### Passage to read
** Begin **

Coordination — Some cards require being in your hand at the right time (or in the right order). I’ll call this “coordination.” (There appears to be no standard phrase for this). Watcher (who holds some cards) starts with a bit of coordination, but most decks don’t start with any.

(Density, Efficiency and Conversion are all related, but slightly different. I’m not sure my thoughts on these are clear, but I wanted to define them in case I use them).

Sustain –Another word for Healing. I’ll try to use Healing, but “sustain” appears to be a common phrase in the community.

Why Slay the Spire is addicting. Its not something you notice at first, but the enemies you face in the Spire challenge your deck in multiple ways. There aren’t nearly as many enemies as in (say) Nethack, but each Elite and Boss comes at you in a different way. (Even the later hallways fights). To take a concrete example from Act III — the Giant Head gives you a few turns of relative peace, then starts hitting hard every turn, starting at over 50% of your base health and ramping up from there. He (?) takes 520 points of damage to kill. You simply can’t defeat him without scaling (counting intangible as scaling block). AOA is no better than regular attack.

** End **

(Image element box records)
** Begin **

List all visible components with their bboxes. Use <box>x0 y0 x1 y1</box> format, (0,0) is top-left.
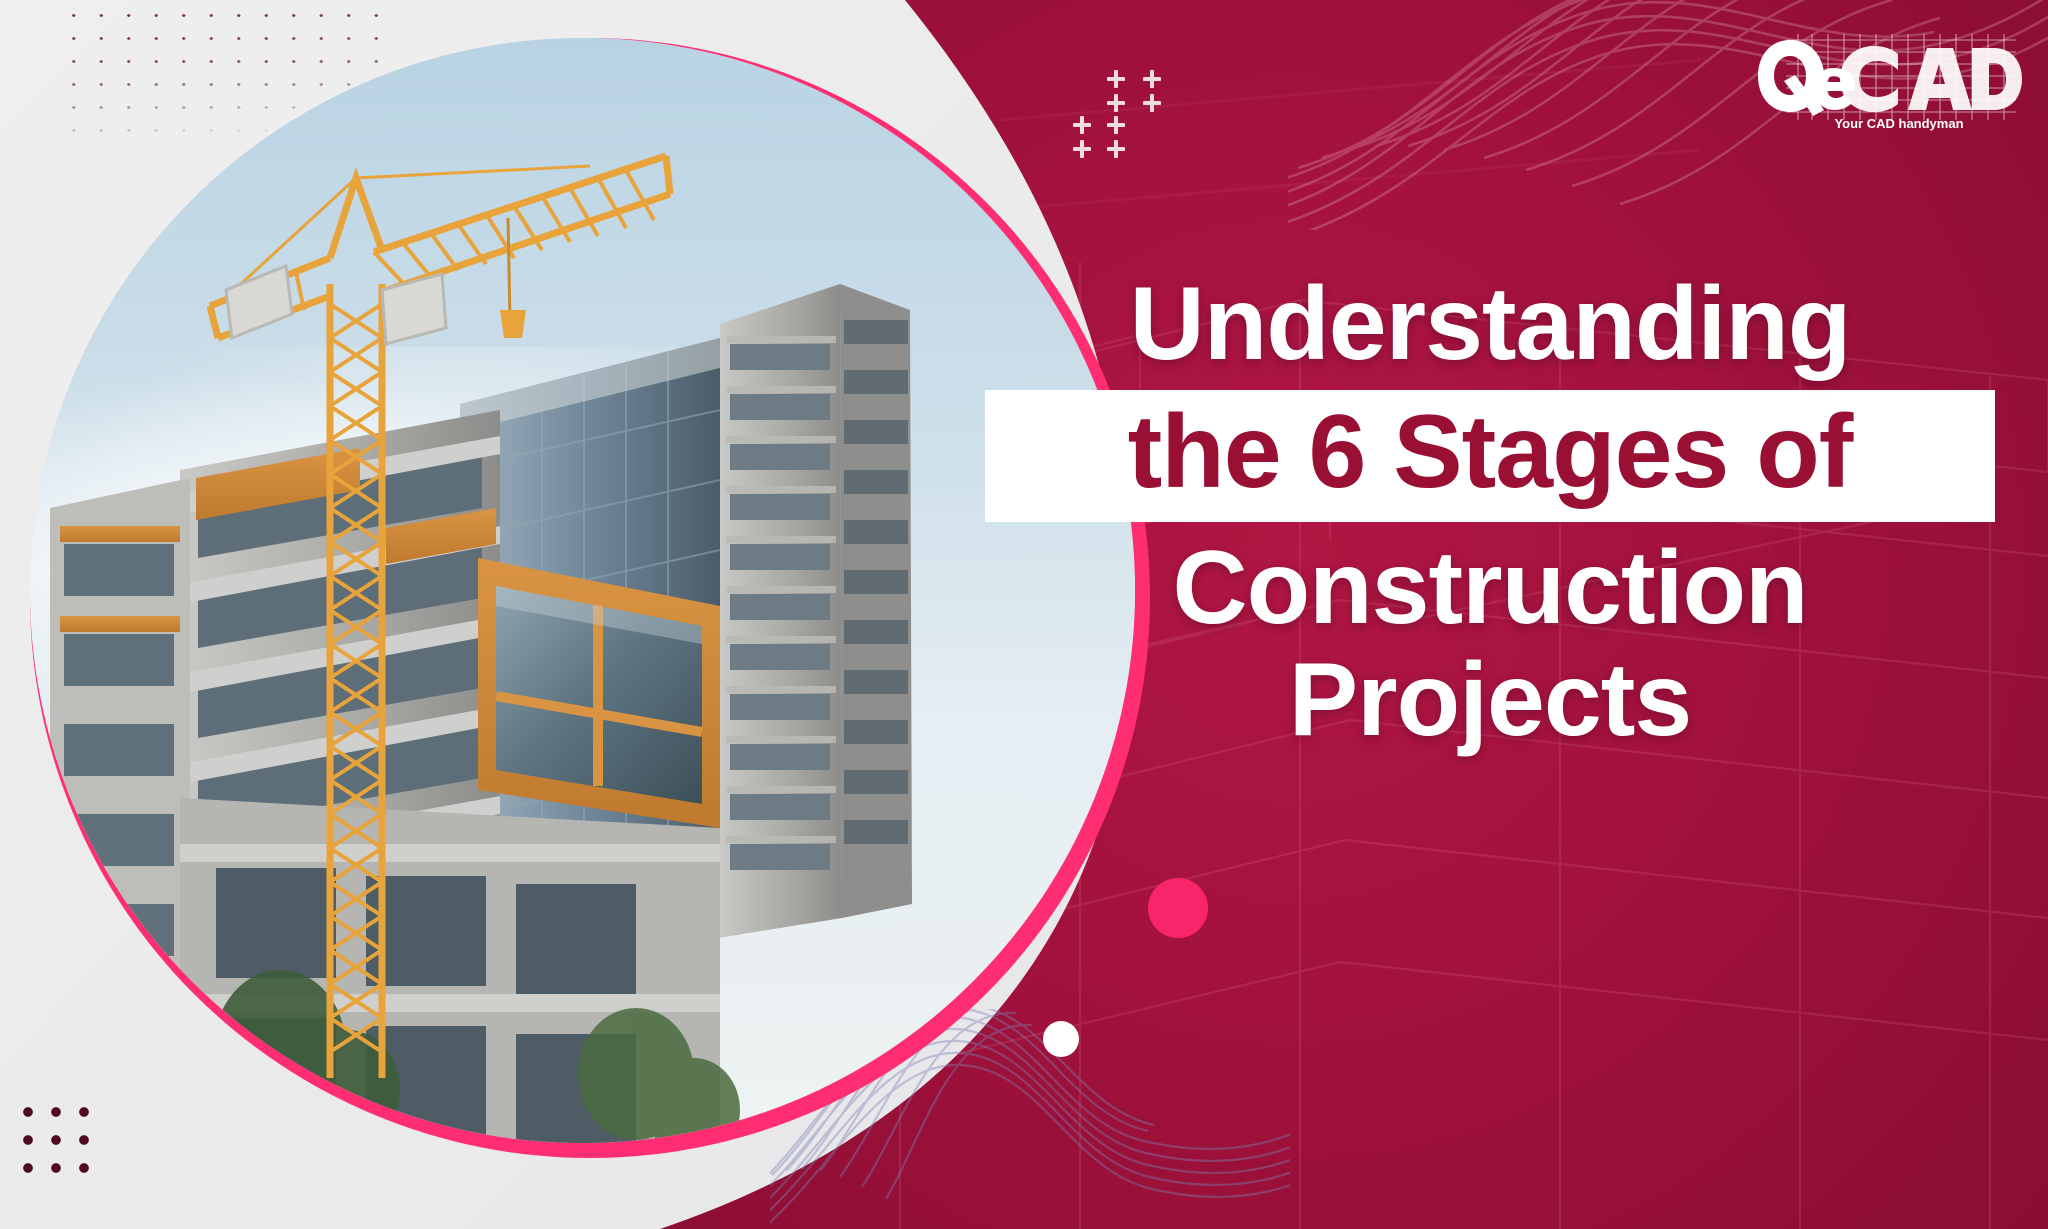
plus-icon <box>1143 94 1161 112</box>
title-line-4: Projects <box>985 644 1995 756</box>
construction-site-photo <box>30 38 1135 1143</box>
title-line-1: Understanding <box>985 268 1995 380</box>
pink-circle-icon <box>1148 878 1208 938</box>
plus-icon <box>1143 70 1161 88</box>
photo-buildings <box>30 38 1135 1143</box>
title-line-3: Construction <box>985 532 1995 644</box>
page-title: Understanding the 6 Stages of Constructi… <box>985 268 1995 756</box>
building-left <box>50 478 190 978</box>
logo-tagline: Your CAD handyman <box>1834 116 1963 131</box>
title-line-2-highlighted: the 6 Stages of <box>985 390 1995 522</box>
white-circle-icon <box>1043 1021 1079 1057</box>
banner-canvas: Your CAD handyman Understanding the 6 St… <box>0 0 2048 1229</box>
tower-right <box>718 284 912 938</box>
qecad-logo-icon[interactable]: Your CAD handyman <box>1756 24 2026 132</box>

** End **

### Directives
1. In the Slay the Spire passage, how many points of damage does the Giant Head take to kill?
2. List the terms that the Slay the Spire passage calls all related but slightly different.
3. Resume the Slay the Spire passage after its final sentence.

### The answers
1. 520 points of damage.

2. Density, Efficiency, Conversion

3.
Compare to The Reptomancer. Her ~200 HP doesn’t need nearly as much scaling, but her minions are going to hit for significant, life ending damage on Turn 2. ~25 points of AOA by the end of Turn 2 are a god send. If not, you’ll need ~60 points of very fast damage or lots of block. The Nemesis is a coordination problem. Some turns damage is nigh-useless. (You can often beat it with scaling block but if your deck is well coordinated, the Nemesis is easy).

Some deck builds plow through one and die to the other. A good deck can reasonably handle either (and some bad luck, as well). Jorbs (in one of his videos I can’t remember) called these various ways the game challenges the deck “orthogonal.” You don’t just need “more” of one strategy to beat both of them. You need different combinations.

General Guidelines

A good deal of getting better at Slay the Spire is just knowing the game. If you know all the possible enemies (and their attack patterns), rewards, events, then you will do much better. Most of really high level play is thinking “well, what is coming up that I am weak against?” and “what events might I see, and do I want them or hallway fights?”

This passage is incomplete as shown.